▶ [Work required]:
Pick out each line below containing "образования".

◆ ◆ ◆ ◆ ◆ ◆ ◆

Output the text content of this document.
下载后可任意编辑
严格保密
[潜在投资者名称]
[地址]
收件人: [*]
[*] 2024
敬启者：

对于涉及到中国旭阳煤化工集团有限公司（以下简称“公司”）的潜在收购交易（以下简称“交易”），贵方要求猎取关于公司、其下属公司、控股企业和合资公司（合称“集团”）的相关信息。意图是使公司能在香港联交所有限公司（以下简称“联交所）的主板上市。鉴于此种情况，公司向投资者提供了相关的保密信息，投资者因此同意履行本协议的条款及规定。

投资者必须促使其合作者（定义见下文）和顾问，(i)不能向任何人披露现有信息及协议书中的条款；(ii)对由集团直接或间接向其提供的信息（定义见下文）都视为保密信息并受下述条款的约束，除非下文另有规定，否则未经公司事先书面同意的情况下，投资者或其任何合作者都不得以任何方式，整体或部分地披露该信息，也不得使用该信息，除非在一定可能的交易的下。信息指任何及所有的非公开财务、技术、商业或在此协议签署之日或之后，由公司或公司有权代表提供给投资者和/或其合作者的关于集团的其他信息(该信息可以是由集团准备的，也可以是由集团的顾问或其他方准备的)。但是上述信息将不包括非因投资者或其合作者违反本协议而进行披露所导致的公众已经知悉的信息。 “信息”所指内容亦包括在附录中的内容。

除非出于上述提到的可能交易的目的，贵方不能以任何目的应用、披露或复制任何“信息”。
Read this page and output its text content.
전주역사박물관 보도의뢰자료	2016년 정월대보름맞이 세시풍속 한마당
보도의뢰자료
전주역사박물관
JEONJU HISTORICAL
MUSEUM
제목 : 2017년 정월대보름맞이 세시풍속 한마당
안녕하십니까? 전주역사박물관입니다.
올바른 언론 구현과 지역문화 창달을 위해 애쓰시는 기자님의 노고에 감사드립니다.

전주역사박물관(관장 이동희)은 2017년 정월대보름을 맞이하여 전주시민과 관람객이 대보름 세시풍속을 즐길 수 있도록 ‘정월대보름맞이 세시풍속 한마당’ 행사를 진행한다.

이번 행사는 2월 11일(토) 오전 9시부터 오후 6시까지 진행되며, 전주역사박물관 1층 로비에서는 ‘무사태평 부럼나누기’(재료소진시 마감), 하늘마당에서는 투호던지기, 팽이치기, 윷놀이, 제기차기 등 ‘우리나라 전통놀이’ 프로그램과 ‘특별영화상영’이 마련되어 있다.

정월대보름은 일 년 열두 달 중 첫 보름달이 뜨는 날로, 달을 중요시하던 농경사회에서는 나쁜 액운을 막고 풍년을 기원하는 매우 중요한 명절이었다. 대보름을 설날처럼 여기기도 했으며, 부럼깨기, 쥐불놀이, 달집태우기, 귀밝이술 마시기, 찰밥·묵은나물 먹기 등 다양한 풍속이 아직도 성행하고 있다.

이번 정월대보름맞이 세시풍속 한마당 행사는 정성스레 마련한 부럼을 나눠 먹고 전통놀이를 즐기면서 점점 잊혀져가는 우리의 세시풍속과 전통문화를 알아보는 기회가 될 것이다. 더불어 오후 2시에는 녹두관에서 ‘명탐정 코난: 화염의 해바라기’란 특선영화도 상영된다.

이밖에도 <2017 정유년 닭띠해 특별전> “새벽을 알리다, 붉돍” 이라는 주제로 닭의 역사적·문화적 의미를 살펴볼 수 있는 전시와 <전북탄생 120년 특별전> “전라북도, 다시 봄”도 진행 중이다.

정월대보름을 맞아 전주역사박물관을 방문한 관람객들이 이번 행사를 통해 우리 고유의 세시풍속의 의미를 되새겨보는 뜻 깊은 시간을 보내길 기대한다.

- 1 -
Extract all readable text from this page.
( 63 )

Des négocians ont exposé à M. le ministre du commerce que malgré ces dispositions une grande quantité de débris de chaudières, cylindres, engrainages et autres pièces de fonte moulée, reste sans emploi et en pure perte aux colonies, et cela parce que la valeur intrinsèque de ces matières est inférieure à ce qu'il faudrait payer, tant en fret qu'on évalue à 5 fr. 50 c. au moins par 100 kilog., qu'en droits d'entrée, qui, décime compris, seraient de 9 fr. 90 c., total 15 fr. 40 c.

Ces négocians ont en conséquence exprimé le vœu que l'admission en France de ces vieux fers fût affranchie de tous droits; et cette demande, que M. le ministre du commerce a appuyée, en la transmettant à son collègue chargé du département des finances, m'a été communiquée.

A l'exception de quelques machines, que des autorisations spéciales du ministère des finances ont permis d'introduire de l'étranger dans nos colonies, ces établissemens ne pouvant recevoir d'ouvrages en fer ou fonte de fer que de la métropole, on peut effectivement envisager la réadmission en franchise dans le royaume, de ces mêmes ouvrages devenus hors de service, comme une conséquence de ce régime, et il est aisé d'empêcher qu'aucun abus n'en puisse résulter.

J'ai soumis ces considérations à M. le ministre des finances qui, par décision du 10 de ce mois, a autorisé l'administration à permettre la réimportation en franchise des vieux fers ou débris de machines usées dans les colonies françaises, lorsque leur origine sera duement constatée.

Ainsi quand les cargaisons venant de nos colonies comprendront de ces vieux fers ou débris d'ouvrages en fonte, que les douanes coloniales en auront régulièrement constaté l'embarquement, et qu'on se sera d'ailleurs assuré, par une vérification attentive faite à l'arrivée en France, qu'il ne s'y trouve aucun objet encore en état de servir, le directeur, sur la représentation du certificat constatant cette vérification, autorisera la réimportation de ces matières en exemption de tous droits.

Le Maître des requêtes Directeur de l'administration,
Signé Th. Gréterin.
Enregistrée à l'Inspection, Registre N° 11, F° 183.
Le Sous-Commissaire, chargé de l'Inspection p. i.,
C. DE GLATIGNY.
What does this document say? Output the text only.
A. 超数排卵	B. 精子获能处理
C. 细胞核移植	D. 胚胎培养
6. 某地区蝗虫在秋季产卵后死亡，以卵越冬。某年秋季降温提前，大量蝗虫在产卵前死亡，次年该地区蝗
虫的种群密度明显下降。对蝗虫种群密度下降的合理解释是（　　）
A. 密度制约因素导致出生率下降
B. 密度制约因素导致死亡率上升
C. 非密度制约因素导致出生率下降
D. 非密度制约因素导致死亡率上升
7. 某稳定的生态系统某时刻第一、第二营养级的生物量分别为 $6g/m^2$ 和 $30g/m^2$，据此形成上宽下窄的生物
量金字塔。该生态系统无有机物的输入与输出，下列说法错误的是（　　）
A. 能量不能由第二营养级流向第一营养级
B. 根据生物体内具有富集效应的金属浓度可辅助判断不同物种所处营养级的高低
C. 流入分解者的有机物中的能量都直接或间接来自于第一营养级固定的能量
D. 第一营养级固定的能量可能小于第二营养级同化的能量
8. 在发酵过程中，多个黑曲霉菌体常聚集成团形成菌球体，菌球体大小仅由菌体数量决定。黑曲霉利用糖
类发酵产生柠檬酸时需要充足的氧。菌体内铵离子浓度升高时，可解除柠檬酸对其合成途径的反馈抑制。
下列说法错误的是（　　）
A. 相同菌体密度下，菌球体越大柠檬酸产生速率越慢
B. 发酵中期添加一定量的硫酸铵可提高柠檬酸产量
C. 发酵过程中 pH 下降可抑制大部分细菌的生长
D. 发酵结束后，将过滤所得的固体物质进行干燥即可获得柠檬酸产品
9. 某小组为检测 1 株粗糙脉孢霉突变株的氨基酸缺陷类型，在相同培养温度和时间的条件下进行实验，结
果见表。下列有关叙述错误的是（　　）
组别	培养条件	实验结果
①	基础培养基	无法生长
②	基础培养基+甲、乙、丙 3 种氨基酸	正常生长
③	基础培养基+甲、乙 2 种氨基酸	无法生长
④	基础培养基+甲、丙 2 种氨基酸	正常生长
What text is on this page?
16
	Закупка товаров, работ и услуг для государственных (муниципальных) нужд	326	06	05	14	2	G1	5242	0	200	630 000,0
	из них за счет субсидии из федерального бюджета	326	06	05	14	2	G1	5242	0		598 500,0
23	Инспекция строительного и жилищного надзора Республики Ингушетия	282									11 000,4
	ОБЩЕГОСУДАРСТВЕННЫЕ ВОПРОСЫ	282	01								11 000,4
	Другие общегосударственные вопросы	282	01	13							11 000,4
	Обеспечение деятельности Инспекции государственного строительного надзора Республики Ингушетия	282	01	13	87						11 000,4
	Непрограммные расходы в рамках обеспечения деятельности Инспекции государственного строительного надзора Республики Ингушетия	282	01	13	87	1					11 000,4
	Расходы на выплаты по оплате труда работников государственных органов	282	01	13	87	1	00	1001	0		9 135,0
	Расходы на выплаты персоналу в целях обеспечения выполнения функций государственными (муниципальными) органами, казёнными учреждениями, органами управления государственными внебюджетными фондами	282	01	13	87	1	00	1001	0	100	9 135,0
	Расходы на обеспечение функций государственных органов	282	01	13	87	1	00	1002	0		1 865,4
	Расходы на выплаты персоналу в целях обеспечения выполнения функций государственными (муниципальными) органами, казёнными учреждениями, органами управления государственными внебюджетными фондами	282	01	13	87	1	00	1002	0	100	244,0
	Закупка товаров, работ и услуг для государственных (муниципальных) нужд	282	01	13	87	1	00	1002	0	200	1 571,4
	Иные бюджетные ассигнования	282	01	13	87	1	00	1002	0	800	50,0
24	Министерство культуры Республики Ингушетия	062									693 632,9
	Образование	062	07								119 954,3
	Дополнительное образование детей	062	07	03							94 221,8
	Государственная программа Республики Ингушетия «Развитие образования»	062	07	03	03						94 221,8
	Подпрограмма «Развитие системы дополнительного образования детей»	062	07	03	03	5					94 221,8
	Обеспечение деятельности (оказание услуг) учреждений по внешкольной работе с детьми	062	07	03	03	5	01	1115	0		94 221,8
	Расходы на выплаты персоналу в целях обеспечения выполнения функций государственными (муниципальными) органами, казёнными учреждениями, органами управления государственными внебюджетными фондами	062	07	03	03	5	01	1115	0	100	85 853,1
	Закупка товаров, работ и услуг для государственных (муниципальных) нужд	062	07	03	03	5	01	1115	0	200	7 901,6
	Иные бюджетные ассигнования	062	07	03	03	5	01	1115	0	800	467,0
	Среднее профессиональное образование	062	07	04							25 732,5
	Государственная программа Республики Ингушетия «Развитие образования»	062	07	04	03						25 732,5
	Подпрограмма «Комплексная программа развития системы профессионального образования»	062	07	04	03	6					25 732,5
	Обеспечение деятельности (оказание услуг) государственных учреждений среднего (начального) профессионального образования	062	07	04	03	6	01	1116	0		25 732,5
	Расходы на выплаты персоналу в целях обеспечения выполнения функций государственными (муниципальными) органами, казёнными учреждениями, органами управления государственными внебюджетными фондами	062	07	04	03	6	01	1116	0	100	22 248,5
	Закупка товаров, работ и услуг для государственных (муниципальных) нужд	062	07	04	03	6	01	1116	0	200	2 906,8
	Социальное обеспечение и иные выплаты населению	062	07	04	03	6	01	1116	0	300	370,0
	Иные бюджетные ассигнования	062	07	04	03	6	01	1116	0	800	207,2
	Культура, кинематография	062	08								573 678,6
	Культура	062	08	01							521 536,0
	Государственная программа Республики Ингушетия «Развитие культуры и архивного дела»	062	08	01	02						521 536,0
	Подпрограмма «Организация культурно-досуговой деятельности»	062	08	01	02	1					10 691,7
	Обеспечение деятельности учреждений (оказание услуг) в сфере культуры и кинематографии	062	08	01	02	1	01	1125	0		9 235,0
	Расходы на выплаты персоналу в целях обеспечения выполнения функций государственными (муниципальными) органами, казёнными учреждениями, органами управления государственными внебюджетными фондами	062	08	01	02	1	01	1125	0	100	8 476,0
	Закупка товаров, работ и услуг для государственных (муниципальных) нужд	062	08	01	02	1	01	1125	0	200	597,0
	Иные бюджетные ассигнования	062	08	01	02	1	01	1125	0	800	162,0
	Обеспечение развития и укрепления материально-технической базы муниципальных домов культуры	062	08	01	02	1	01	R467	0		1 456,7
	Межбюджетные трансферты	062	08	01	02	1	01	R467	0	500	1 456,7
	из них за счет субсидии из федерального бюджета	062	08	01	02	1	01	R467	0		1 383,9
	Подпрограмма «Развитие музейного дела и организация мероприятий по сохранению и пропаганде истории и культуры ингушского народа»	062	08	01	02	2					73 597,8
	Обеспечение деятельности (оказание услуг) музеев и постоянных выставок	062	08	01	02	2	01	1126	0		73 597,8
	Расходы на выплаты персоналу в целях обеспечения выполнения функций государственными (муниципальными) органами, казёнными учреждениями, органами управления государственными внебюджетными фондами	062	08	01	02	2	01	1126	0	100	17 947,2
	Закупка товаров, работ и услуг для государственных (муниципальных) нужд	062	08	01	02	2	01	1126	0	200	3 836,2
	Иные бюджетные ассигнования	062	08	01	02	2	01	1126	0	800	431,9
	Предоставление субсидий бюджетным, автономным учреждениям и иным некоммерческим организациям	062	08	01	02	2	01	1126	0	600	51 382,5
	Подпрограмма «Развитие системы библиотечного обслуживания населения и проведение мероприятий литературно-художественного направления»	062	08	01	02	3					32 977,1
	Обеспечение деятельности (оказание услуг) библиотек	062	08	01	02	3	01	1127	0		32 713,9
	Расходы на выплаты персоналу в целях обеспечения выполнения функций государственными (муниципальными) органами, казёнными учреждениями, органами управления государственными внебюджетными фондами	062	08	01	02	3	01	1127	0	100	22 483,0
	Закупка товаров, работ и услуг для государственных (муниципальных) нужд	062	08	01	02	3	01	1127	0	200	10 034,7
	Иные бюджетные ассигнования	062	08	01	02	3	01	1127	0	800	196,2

◆ ◆ ◆ ◆ ◆ ◆ ◆

▶ [The solution]:
	Государственная программа Республики Ингушетия «Развитие образования»	062	07	03	03						94 221,8
	Подпрограмма «Развитие системы дополнительного образования детей»	062	07	03	03	5					94 221,8
	Государственная программа Республики Ингушетия «Развитие образования»	062	07	04	03						25 732,5
	Подпрограмма «Комплексная программа развития системы профессионального образования»	062	07	04	03	6					25 732,5
	Обеспечение деятельности (оказание услуг) государственных учреждений среднего (начального) профессионального образования	062	07	04	03	6	01	1116	0		25 732,5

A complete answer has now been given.